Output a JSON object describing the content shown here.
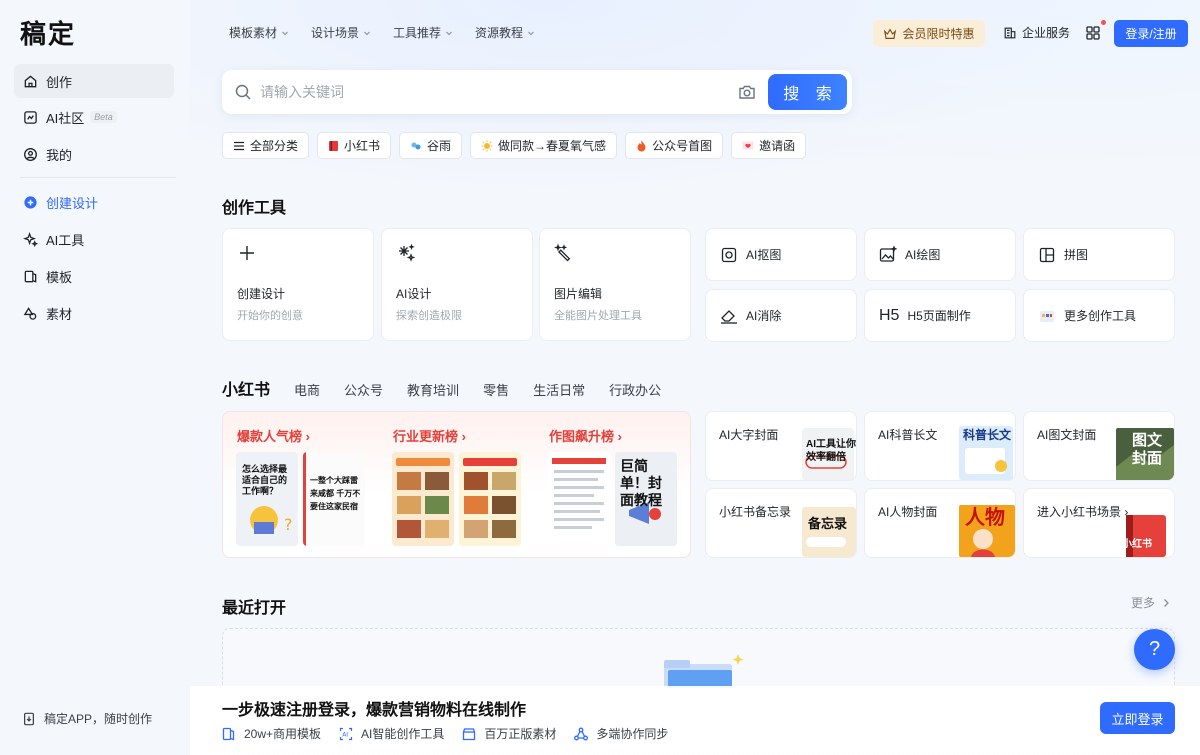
{
  "brand": {
    "logo": "稿定"
  },
  "sidebar": {
    "items": [
      {
        "label": "创作",
        "icon": "home-icon"
      },
      {
        "label": "AI社区",
        "badge": "Beta",
        "icon": "ai-community-icon"
      },
      {
        "label": "我的",
        "icon": "user-icon"
      },
      {
        "label": "创建设计",
        "icon": "plus-circle-icon"
      },
      {
        "label": "AI工具",
        "icon": "sparkle-icon"
      },
      {
        "label": "模板",
        "icon": "template-icon"
      },
      {
        "label": "素材",
        "icon": "shapes-icon"
      }
    ],
    "app_link": "稿定APP，随时创作"
  },
  "topnav": {
    "items": [
      "模板素材",
      "设计场景",
      "工具推荐",
      "资源教程"
    ],
    "vip": "会员限时特惠",
    "enterprise": "企业服务",
    "login": "登录/注册"
  },
  "search": {
    "placeholder": "请输入关键词",
    "button": "搜 索"
  },
  "chips": [
    {
      "label": "全部分类",
      "icon": "menu-icon"
    },
    {
      "label": "小红书",
      "icon": "red-book-icon"
    },
    {
      "label": "谷雨",
      "icon": "rain-icon"
    },
    {
      "label": "做同款→春夏氧气感",
      "icon": "sun-icon"
    },
    {
      "label": "公众号首图",
      "icon": "fire-icon"
    },
    {
      "label": "邀请函",
      "icon": "heart-letter-icon"
    }
  ],
  "create_tools": {
    "title": "创作工具",
    "big": [
      {
        "title": "创建设计",
        "sub": "开始你的创意"
      },
      {
        "title": "AI设计",
        "sub": "探索创造极限"
      },
      {
        "title": "图片编辑",
        "sub": "全能图片处理工具"
      }
    ],
    "small": [
      "AI抠图",
      "AI绘图",
      "拼图",
      "AI消除",
      "H5页面制作",
      "更多创作工具"
    ]
  },
  "xhs": {
    "title": "小红书",
    "tabs": [
      "电商",
      "公众号",
      "教育培训",
      "零售",
      "生活日常",
      "行政办公"
    ],
    "ranks": [
      "爆款人气榜 ›",
      "行业更新榜 ›",
      "作图飙升榜 ›"
    ],
    "thumb_text": {
      "t1": "怎么选择最适合自己的工作啊？",
      "t2": "一整个大踩雷来咸都 千万不要住这家民宿",
      "t5": "巨简单！封面教程"
    },
    "cards": [
      {
        "label": "AI大字封面",
        "art": "AI工具让你效率翻倍"
      },
      {
        "label": "AI科普长文",
        "art": "科普长文"
      },
      {
        "label": "AI图文封面",
        "art": "图文封面"
      },
      {
        "label": "小红书备忘录",
        "art": "备忘录"
      },
      {
        "label": "AI人物封面",
        "art": "人物"
      },
      {
        "label": "进入小红书场景 ›",
        "art": "小红书"
      }
    ]
  },
  "recent": {
    "title": "最近打开",
    "more": "更多"
  },
  "register": {
    "title": "一步极速注册登录，爆款营销物料在线制作",
    "features": [
      "20w+商用模板",
      "AI智能创作工具",
      "百万正版素材",
      "多端协作同步"
    ],
    "button": "立即登录"
  },
  "help": "?",
  "colors": {
    "accent": "#2f6bff",
    "rank_red": "#e5403a",
    "vip_bg": "#fbeed8"
  }
}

········

■ WHAT YOU NEED TO DO:
Copy every line in the entries above that has the string "title" in it.

■ OUTPUT FOR THIS EXERCISE:
    "title": "创作工具",
        "title": "创建设计",
        "title": "AI设计",
        "title": "图片编辑",
    "title": "小红书",
    "title": "最近打开",
    "title": "一步极速注册登录，爆款营销物料在线制作",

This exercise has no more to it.